Count the lines below that contain the word "luôn" and give only that number.

[START Record set]

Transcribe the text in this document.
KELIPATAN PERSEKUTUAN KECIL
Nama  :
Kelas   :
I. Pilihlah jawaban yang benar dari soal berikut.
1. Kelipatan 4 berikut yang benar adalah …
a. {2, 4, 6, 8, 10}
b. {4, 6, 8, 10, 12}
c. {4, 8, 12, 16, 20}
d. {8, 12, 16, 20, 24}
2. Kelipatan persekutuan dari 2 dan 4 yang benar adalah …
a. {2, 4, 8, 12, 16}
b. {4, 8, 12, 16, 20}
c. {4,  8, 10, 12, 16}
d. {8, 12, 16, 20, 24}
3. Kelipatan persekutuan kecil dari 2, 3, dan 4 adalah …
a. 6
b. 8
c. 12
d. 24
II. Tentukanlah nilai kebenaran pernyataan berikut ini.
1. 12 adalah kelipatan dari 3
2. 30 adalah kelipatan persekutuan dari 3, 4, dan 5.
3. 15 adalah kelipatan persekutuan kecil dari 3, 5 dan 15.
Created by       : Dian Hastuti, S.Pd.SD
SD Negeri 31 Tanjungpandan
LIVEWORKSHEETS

[END Record set]
[START Record set]

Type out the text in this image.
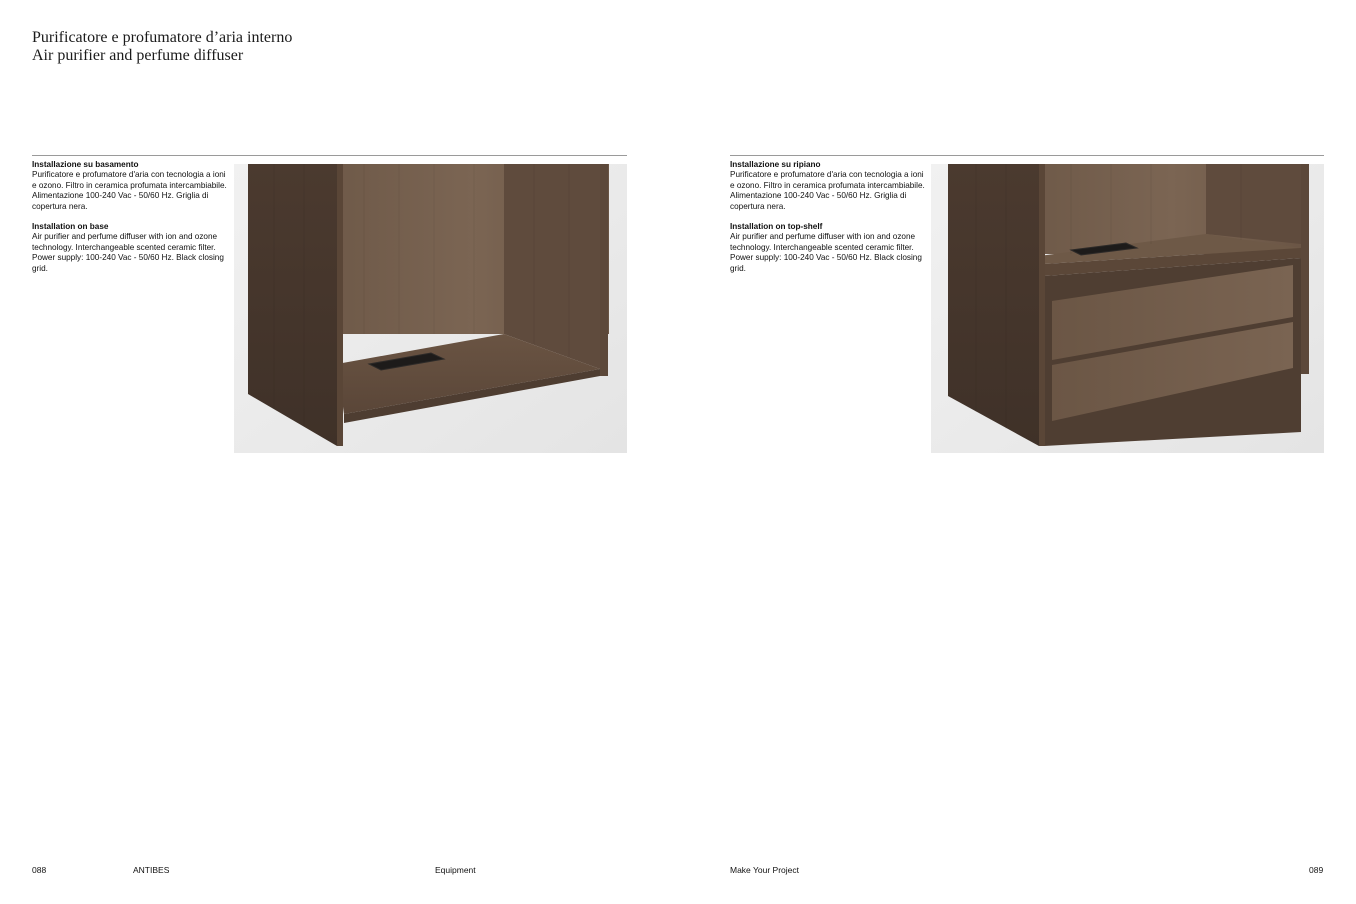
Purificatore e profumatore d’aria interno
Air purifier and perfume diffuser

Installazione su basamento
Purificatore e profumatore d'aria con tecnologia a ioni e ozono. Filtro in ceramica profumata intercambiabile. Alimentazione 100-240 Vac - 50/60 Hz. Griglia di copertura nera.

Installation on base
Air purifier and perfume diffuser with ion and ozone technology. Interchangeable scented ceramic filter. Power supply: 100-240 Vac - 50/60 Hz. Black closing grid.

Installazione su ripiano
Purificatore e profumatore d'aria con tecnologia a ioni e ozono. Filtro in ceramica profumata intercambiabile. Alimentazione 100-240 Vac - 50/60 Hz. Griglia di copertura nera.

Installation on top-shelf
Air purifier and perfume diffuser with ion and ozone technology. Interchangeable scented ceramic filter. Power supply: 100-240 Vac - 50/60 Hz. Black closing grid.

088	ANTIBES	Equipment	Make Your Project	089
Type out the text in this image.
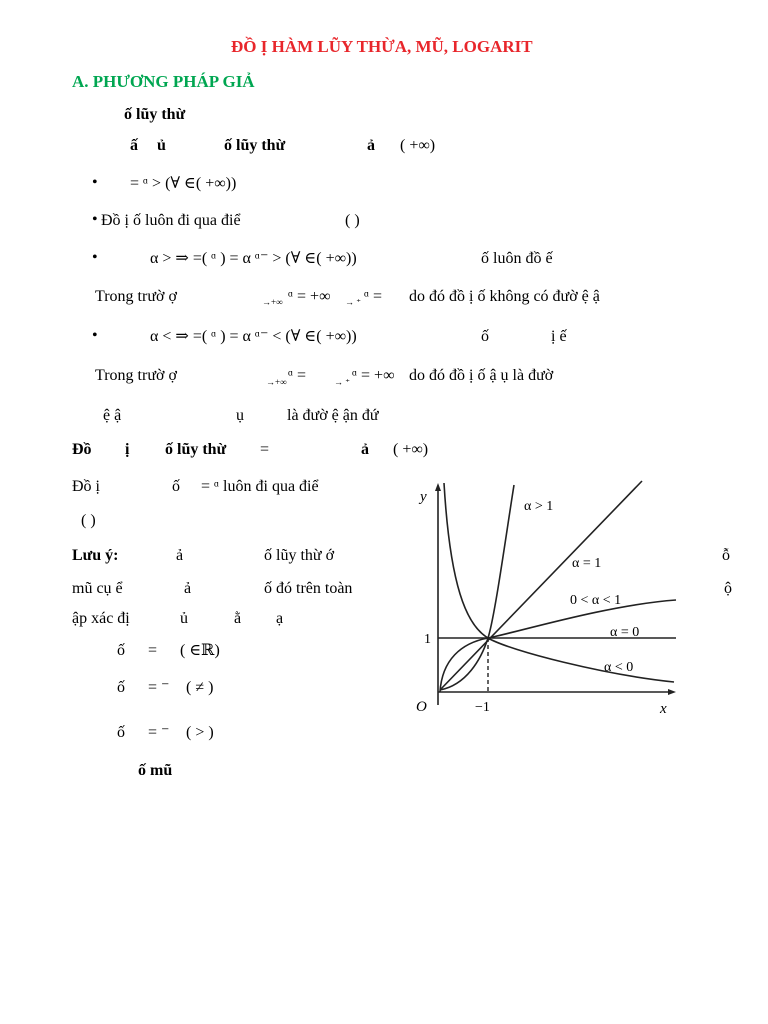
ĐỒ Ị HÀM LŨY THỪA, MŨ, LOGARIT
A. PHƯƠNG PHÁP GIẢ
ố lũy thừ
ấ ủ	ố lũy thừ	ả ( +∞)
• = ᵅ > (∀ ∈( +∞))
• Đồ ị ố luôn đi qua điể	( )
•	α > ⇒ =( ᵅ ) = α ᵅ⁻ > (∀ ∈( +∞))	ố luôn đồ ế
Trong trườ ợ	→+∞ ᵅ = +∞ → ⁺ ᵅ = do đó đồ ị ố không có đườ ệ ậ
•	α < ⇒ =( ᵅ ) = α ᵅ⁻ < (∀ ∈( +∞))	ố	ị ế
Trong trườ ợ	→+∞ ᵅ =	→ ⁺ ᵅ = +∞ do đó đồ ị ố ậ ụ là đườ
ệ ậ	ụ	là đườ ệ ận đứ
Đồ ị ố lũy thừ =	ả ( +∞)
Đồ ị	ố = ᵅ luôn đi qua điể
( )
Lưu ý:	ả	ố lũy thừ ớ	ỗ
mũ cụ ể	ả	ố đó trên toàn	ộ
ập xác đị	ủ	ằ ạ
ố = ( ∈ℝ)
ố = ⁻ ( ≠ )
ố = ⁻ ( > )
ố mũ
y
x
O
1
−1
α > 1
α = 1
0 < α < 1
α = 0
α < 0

[END Record set]

*Exercise result*. 3